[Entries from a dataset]
>>>

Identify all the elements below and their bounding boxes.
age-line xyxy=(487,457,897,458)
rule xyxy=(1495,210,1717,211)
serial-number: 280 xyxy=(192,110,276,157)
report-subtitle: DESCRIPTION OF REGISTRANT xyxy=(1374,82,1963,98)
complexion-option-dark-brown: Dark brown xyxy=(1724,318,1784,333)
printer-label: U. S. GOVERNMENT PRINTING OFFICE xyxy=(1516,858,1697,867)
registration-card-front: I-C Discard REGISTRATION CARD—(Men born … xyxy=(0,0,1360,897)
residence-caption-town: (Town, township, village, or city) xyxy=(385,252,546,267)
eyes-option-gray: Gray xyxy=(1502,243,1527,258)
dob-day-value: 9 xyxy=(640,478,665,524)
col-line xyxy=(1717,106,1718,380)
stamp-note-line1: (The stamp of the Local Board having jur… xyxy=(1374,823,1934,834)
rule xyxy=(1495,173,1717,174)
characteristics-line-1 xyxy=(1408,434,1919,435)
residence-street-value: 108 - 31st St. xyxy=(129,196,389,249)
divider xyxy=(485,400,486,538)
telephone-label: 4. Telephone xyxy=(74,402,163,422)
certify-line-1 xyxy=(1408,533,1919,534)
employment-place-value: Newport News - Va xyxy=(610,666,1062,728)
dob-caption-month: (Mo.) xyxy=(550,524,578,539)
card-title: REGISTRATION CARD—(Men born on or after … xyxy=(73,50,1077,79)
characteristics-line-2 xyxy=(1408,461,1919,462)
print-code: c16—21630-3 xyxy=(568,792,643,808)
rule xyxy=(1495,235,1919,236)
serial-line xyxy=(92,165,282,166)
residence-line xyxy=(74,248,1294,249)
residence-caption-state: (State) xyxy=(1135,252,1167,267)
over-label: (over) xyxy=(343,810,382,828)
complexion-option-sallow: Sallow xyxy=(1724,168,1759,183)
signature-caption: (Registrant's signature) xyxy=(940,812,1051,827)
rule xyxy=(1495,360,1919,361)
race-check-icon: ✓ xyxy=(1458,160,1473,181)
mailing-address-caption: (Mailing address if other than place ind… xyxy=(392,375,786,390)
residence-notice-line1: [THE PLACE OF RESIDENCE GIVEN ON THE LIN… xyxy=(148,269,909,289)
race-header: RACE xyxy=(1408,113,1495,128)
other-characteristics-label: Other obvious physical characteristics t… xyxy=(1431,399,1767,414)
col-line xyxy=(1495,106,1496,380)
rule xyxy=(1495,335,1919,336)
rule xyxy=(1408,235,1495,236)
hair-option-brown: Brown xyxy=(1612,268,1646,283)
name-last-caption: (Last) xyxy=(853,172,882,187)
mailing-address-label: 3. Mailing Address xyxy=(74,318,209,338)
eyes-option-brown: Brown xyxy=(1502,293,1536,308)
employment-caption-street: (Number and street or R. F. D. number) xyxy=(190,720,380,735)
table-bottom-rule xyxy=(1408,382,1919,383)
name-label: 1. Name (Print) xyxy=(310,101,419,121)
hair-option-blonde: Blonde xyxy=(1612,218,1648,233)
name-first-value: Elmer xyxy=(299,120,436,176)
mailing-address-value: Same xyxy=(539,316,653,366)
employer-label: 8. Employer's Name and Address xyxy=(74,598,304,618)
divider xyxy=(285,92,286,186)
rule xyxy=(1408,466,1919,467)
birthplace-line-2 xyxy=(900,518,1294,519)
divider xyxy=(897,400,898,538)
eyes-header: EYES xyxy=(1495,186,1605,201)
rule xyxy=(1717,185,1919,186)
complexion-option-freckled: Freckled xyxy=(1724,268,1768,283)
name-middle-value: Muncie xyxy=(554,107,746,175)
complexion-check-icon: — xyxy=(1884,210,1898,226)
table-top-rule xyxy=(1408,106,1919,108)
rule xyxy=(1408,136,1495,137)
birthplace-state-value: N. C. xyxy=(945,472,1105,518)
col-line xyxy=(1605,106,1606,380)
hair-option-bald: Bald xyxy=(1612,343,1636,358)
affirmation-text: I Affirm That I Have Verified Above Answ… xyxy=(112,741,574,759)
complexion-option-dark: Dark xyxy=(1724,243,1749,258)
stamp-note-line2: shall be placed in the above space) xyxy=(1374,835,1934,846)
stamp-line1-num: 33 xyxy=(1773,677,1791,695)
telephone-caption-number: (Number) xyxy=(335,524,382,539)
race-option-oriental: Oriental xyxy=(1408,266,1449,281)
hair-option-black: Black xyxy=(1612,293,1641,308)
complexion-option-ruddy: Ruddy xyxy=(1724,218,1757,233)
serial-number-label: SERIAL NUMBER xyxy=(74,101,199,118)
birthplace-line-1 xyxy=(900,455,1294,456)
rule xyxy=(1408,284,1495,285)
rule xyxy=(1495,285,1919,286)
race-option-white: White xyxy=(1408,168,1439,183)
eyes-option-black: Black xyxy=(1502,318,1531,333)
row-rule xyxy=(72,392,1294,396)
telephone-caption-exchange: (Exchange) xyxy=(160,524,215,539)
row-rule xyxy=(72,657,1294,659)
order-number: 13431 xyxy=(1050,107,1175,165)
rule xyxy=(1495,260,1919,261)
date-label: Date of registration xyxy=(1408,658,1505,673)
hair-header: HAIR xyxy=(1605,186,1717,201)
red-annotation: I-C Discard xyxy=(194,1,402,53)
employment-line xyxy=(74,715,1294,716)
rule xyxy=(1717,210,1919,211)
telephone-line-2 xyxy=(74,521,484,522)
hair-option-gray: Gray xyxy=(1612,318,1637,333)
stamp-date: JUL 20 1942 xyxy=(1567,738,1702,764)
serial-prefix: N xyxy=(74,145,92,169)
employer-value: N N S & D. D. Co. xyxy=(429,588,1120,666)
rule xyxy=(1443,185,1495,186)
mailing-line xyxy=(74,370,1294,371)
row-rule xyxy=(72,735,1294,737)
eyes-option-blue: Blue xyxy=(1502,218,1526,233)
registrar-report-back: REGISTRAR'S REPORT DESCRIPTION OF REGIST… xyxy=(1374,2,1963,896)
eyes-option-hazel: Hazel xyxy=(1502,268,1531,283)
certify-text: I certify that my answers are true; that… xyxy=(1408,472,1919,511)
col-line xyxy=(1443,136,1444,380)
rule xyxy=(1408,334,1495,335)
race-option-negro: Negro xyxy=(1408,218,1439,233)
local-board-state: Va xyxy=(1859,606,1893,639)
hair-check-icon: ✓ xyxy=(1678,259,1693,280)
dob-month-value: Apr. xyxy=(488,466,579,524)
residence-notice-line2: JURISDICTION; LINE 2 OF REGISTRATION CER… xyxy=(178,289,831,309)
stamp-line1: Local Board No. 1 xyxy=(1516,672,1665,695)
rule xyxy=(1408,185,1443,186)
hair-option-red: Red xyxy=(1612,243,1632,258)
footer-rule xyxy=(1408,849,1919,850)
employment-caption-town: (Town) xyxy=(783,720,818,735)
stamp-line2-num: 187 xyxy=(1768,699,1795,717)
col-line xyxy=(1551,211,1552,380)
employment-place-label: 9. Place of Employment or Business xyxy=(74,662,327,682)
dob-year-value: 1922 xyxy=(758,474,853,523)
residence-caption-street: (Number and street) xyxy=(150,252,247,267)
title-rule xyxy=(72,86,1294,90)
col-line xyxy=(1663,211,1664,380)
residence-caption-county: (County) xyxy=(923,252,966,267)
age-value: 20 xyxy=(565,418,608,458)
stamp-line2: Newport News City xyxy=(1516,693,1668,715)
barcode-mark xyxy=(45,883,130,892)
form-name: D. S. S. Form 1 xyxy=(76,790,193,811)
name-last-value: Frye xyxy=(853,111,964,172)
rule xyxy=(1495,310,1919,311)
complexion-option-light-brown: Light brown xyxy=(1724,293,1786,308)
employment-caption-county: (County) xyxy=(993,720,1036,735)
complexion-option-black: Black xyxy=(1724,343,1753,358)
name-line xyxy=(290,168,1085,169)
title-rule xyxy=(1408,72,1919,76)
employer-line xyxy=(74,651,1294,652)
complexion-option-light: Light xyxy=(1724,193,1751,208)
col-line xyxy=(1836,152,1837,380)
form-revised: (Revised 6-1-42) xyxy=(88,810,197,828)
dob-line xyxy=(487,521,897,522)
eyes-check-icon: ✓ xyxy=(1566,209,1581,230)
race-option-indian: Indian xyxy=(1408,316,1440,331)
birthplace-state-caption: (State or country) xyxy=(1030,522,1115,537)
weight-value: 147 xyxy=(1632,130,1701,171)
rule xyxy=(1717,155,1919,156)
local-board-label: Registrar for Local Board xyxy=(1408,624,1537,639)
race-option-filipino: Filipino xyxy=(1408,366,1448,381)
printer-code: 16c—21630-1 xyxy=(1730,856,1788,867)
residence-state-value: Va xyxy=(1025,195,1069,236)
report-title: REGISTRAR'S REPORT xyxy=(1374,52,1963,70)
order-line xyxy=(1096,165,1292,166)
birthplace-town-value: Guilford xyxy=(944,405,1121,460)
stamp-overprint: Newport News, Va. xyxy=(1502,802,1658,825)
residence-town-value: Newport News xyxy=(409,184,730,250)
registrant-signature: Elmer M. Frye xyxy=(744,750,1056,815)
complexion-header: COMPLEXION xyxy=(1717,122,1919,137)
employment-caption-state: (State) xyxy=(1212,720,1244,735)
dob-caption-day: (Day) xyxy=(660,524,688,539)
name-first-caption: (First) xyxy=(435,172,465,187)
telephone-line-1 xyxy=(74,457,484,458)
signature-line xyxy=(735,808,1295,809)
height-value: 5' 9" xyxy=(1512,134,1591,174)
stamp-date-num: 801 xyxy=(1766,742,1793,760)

<<<

* [DIRECTIVE]:
Copy out word for word the entries from the first line through the line containing "printer-label: U. S.", with that line included.

* [FINAL RESULT]:
Identify all the elements below and their bounding boxes.
age-line xyxy=(487,457,897,458)
rule xyxy=(1495,210,1717,211)
serial-number: 280 xyxy=(192,110,276,157)
report-subtitle: DESCRIPTION OF REGISTRANT xyxy=(1374,82,1963,98)
complexion-option-dark-brown: Dark brown xyxy=(1724,318,1784,333)
printer-label: U. S. GOVERNMENT PRINTING OFFICE xyxy=(1516,858,1697,867)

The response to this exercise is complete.